**Exercise:** Reproduce each of the lines word for word.

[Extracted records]
________

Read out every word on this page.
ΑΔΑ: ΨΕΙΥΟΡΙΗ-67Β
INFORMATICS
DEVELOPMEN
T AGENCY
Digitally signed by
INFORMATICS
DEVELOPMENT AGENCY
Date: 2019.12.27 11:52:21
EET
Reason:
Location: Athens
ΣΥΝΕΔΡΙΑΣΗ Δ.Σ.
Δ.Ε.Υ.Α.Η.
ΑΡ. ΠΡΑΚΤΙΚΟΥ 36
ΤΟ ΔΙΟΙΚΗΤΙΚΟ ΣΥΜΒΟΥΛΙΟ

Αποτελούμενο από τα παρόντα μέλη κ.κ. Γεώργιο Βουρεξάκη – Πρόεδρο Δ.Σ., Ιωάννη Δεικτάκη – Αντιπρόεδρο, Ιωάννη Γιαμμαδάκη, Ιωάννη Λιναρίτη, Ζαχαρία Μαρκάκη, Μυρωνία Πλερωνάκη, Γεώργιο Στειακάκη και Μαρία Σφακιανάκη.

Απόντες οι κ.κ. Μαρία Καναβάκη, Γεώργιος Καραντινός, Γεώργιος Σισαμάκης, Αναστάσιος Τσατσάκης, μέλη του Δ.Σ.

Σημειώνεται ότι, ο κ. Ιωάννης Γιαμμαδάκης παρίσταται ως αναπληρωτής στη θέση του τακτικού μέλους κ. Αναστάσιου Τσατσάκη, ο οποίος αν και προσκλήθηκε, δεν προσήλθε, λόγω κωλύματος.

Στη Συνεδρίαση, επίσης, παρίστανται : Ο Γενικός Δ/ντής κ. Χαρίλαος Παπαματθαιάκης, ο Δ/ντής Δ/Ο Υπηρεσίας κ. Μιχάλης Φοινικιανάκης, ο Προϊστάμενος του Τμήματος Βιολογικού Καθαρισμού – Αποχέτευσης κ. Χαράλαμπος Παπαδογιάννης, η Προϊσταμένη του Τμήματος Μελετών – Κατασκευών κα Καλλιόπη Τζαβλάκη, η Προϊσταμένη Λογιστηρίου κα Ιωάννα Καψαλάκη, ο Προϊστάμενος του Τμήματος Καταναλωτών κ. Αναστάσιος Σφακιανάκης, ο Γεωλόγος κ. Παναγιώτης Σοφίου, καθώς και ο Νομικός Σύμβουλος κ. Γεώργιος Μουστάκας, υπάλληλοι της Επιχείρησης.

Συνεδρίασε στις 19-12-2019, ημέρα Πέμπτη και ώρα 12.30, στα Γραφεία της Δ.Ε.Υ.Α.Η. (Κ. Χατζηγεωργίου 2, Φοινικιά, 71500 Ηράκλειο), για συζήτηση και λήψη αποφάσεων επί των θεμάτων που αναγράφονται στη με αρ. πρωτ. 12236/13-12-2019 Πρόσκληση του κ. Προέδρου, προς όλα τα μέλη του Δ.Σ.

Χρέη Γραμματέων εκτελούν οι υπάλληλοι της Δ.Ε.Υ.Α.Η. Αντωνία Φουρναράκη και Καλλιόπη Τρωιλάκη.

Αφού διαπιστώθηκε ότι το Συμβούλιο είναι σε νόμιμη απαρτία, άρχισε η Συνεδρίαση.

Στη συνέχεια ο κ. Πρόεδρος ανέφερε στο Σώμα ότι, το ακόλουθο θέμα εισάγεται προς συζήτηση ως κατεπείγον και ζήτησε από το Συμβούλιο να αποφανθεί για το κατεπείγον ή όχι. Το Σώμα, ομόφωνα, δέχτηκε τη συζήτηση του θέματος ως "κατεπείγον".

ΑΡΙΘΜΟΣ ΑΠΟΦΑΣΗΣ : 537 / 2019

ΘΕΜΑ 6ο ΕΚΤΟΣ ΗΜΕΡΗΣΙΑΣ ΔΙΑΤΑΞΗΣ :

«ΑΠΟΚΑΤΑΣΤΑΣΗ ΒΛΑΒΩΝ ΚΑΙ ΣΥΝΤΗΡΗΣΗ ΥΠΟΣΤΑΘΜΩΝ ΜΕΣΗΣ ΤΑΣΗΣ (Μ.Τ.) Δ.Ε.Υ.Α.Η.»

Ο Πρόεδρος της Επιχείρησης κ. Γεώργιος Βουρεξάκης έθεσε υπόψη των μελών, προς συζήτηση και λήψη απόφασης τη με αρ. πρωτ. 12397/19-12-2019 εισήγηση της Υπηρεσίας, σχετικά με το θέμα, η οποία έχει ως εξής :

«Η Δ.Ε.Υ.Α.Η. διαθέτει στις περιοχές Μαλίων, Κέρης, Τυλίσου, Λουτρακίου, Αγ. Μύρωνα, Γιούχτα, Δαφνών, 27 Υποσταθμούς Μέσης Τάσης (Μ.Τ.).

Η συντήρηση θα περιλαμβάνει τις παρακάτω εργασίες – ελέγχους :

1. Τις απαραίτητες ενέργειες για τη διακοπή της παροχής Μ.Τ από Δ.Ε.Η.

________

**The answer:**
Read out every word on this page.
ΑΔΑ: ΨΕΙΥΟΡΙΗ-67Β
INFORMATICS
DEVELOPMEN
T AGENCY
Digitally signed by
INFORMATICS
DEVELOPMENT AGENCY
Date: 2019.12.27 11:52:21
EET
Reason:
Location: Athens
ΣΥΝΕΔΡΙΑΣΗ Δ.Σ.
Δ.Ε.Υ.Α.Η.
ΑΡ. ΠΡΑΚΤΙΚΟΥ 36
ΤΟ ΔΙΟΙΚΗΤΙΚΟ ΣΥΜΒΟΥΛΙΟ

Αποτελούμενο από τα παρόντα μέλη κ.κ. Γεώργιο Βουρεξάκη – Πρόεδρο Δ.Σ., Ιωάννη Δεικτάκη – Αντιπρόεδρο, Ιωάννη Γιαμμαδάκη, Ιωάννη Λιναρίτη, Ζαχαρία Μαρκάκη, Μυρωνία Πλερωνάκη, Γεώργιο Στειακάκη και Μαρία Σφακιανάκη.

Απόντες οι κ.κ. Μαρία Καναβάκη, Γεώργιος Καραντινός, Γεώργιος Σισαμάκης, Αναστάσιος Τσατσάκης, μέλη του Δ.Σ.

Σημειώνεται ότι, ο κ. Ιωάννης Γιαμμαδάκης παρίσταται ως αναπληρωτής στη θέση του τακτικού μέλους κ. Αναστάσιου Τσατσάκη, ο οποίος αν και προσκλήθηκε, δεν προσήλθε, λόγω κωλύματος.

Στη Συνεδρίαση, επίσης, παρίστανται : Ο Γενικός Δ/ντής κ. Χαρίλαος Παπαματθαιάκης, ο Δ/ντής Δ/Ο Υπηρεσίας κ. Μιχάλης Φοινικιανάκης, ο Προϊστάμενος του Τμήματος Βιολογικού Καθαρισμού – Αποχέτευσης κ. Χαράλαμπος Παπαδογιάννης, η Προϊσταμένη του Τμήματος Μελετών – Κατασκευών κα Καλλιόπη Τζαβλάκη, η Προϊσταμένη Λογιστηρίου κα Ιωάννα Καψαλάκη, ο Προϊστάμενος του Τμήματος Καταναλωτών κ. Αναστάσιος Σφακιανάκης, ο Γεωλόγος κ. Παναγιώτης Σοφίου, καθώς και ο Νομικός Σύμβουλος κ. Γεώργιος Μουστάκας, υπάλληλοι της Επιχείρησης.

Συνεδρίασε στις 19-12-2019, ημέρα Πέμπτη και ώρα 12.30, στα Γραφεία της Δ.Ε.Υ.Α.Η. (Κ. Χατζηγεωργίου 2, Φοινικιά, 71500 Ηράκλειο), για συζήτηση και λήψη αποφάσεων επί των θεμάτων που αναγράφονται στη με αρ. πρωτ. 12236/13-12-2019 Πρόσκληση του κ. Προέδρου, προς όλα τα μέλη του Δ.Σ.

Χρέη Γραμματέων εκτελούν οι υπάλληλοι της Δ.Ε.Υ.Α.Η. Αντωνία Φουρναράκη και Καλλιόπη Τρωιλάκη.

Αφού διαπιστώθηκε ότι το Συμβούλιο είναι σε νόμιμη απαρτία, άρχισε η Συνεδρίαση.

Στη συνέχεια ο κ. Πρόεδρος ανέφερε στο Σώμα ότι, το ακόλουθο θέμα εισάγεται προς συζήτηση ως κατεπείγον και ζήτησε από το Συμβούλιο να αποφανθεί για το κατεπείγον ή όχι. Το Σώμα, ομόφωνα, δέχτηκε τη συζήτηση του θέματος ως "κατεπείγον".

ΑΡΙΘΜΟΣ ΑΠΟΦΑΣΗΣ : 537 / 2019

ΘΕΜΑ 6ο ΕΚΤΟΣ ΗΜΕΡΗΣΙΑΣ ΔΙΑΤΑΞΗΣ :

«ΑΠΟΚΑΤΑΣΤΑΣΗ ΒΛΑΒΩΝ ΚΑΙ ΣΥΝΤΗΡΗΣΗ ΥΠΟΣΤΑΘΜΩΝ ΜΕΣΗΣ ΤΑΣΗΣ (Μ.Τ.) Δ.Ε.Υ.Α.Η.»

Ο Πρόεδρος της Επιχείρησης κ. Γεώργιος Βουρεξάκης έθεσε υπόψη των μελών, προς συζήτηση και λήψη απόφασης τη με αρ. πρωτ. 12397/19-12-2019 εισήγηση της Υπηρεσίας, σχετικά με το θέμα, η οποία έχει ως εξής :

«Η Δ.Ε.Υ.Α.Η. διαθέτει στις περιοχές Μαλίων, Κέρης, Τυλίσου, Λουτρακίου, Αγ. Μύρωνα, Γιούχτα, Δαφνών, 27 Υποσταθμούς Μέσης Τάσης (Μ.Τ.).

Η συντήρηση θα περιλαμβάνει τις παρακάτω εργασίες – ελέγχους :

1. Τις απαραίτητες ενέργειες για τη διακοπή της παροχής Μ.Τ από Δ.Ε.Η.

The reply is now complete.